• **Given request**
Reproduce every line of the records below verbatim, keeping their order.

Element placement data:

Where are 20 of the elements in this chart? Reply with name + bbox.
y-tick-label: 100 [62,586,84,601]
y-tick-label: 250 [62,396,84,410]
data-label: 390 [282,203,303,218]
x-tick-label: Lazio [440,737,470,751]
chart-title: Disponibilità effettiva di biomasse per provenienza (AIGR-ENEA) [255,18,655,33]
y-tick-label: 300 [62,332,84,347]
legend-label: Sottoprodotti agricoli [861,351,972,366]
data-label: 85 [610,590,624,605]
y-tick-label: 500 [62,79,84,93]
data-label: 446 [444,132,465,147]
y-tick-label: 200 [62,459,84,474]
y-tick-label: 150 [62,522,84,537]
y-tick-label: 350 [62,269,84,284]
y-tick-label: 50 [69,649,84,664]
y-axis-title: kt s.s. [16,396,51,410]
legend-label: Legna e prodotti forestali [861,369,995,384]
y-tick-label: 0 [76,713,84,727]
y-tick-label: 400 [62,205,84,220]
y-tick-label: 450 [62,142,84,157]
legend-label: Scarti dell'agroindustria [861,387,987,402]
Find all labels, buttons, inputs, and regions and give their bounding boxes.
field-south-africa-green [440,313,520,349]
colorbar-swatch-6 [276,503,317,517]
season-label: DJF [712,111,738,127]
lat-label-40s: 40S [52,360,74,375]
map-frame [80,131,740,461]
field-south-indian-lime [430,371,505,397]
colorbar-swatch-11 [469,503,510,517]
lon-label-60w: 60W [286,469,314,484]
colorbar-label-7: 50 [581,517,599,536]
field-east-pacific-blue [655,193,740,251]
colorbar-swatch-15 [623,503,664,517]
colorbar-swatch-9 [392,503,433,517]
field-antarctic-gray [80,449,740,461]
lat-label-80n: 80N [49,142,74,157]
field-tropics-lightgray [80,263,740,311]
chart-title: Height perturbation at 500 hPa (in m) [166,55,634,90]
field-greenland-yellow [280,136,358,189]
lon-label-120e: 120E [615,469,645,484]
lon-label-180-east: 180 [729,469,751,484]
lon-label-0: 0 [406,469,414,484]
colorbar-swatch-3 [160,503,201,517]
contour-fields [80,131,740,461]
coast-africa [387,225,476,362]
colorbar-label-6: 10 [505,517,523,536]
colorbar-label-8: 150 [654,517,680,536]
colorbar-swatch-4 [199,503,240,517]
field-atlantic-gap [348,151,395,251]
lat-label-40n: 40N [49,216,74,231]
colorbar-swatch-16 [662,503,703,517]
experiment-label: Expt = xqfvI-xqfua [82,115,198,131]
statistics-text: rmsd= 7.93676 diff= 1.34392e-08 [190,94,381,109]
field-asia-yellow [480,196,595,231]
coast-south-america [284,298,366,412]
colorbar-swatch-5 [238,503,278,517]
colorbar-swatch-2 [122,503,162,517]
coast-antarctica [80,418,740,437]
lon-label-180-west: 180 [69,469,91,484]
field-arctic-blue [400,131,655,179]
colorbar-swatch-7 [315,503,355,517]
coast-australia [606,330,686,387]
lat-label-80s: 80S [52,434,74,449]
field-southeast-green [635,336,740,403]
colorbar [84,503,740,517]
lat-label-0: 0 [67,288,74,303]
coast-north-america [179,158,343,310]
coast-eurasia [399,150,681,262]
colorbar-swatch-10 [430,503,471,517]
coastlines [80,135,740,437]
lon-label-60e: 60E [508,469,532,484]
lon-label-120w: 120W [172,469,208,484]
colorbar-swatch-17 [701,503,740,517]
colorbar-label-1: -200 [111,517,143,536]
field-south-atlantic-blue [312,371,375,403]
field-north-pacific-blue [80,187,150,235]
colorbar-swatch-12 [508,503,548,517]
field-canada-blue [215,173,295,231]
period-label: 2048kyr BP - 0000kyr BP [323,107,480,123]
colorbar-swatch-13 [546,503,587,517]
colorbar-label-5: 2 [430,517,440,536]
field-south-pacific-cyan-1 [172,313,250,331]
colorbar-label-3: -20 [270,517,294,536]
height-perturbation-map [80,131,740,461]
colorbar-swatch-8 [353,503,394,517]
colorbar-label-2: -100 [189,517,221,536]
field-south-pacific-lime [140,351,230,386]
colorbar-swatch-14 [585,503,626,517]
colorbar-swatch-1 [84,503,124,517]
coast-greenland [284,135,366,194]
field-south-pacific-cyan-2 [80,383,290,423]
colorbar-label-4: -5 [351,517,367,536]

• **Task response**
Where are 20 of the elements in this chart? Reply with name + bbox.
y-tick-label: 100 [62,586,84,601]
y-tick-label: 250 [62,396,84,410]
data-label: 390 [282,203,303,218]
x-tick-label: Lazio [440,737,470,751]
chart-title: Disponibilità effettiva di biomasse per provenienza (AIGR-ENEA) [255,18,655,33]
y-tick-label: 300 [62,332,84,347]
legend-label: Sottoprodotti agricoli [861,351,972,366]
data-label: 85 [610,590,624,605]
y-tick-label: 500 [62,79,84,93]
data-label: 446 [444,132,465,147]
y-tick-label: 200 [62,459,84,474]
y-tick-label: 150 [62,522,84,537]
y-tick-label: 350 [62,269,84,284]
y-tick-label: 50 [69,649,84,664]
y-axis-title: kt s.s. [16,396,51,410]
legend-label: Legna e prodotti forestali [861,369,995,384]
y-tick-label: 0 [76,713,84,727]
y-tick-label: 400 [62,205,84,220]
y-tick-label: 450 [62,142,84,157]
legend-label: Scarti dell'agroindustria [861,387,987,402]
Find all labels, buttons, inputs, and regions and give their bounding boxes.
field-south-africa-green [440,313,520,349]
colorbar-swatch-6 [276,503,317,517]
season-label: DJF [712,111,738,127]
lat-label-40s: 40S [52,360,74,375]
map-frame [80,131,740,461]
field-south-indian-lime [430,371,505,397]
colorbar-swatch-11 [469,503,510,517]
lon-label-60w: 60W [286,469,314,484]
colorbar-label-7: 50 [581,517,599,536]
field-east-pacific-blue [655,193,740,251]
colorbar-swatch-15 [623,503,664,517]
colorbar-swatch-9 [392,503,433,517]
field-antarctic-gray [80,449,740,461]
lat-label-80n: 80N [49,142,74,157]
field-tropics-lightgray [80,263,740,311]
chart-title: Height perturbation at 500 hPa (in m) [166,55,634,90]
field-greenland-yellow [280,136,358,189]
lon-label-120e: 120E [615,469,645,484]
lon-label-180-east: 180 [729,469,751,484]
lon-label-0: 0 [406,469,414,484]
colorbar-swatch-3 [160,503,201,517]
contour-fields [80,131,740,461]
coast-africa [387,225,476,362]
colorbar-label-6: 10 [505,517,523,536]
colorbar-label-8: 150 [654,517,680,536]
colorbar-swatch-4 [199,503,240,517]
field-atlantic-gap [348,151,395,251]
lat-label-40n: 40N [49,216,74,231]
colorbar-swatch-16 [662,503,703,517]
experiment-label: Expt = xqfvI-xqfua [82,115,198,131]
statistics-text: rmsd= 7.93676 diff= 1.34392e-08 [190,94,381,109]
field-asia-yellow [480,196,595,231]
coast-south-america [284,298,366,412]
colorbar-swatch-5 [238,503,278,517]
colorbar-swatch-2 [122,503,162,517]
coast-antarctica [80,418,740,437]
lon-label-180-west: 180 [69,469,91,484]
field-arctic-blue [400,131,655,179]
colorbar-swatch-7 [315,503,355,517]
coast-australia [606,330,686,387]
lat-label-80s: 80S [52,434,74,449]
field-southeast-green [635,336,740,403]
colorbar [84,503,740,517]
lat-label-0: 0 [67,288,74,303]
coast-north-america [179,158,343,310]
coast-eurasia [399,150,681,262]
colorbar-swatch-10 [430,503,471,517]
coastlines [80,135,740,437]
lon-label-60e: 60E [508,469,532,484]
lon-label-120w: 120W [172,469,208,484]
colorbar-swatch-17 [701,503,740,517]
colorbar-label-1: -200 [111,517,143,536]
field-south-atlantic-blue [312,371,375,403]
field-north-pacific-blue [80,187,150,235]
colorbar-swatch-12 [508,503,548,517]
field-canada-blue [215,173,295,231]
period-label: 2048kyr BP - 0000kyr BP [323,107,480,123]
colorbar-swatch-13 [546,503,587,517]
colorbar-label-5: 2 [430,517,440,536]
field-south-pacific-cyan-1 [172,313,250,331]
colorbar-label-3: -20 [270,517,294,536]
height-perturbation-map [80,131,740,461]
colorbar-swatch-8 [353,503,394,517]
colorbar-label-2: -100 [189,517,221,536]
field-south-pacific-lime [140,351,230,386]
colorbar-swatch-14 [585,503,626,517]
colorbar-swatch-1 [84,503,124,517]
coast-greenland [284,135,366,194]
field-south-pacific-cyan-2 [80,383,290,423]
colorbar-label-4: -5 [351,517,367,536]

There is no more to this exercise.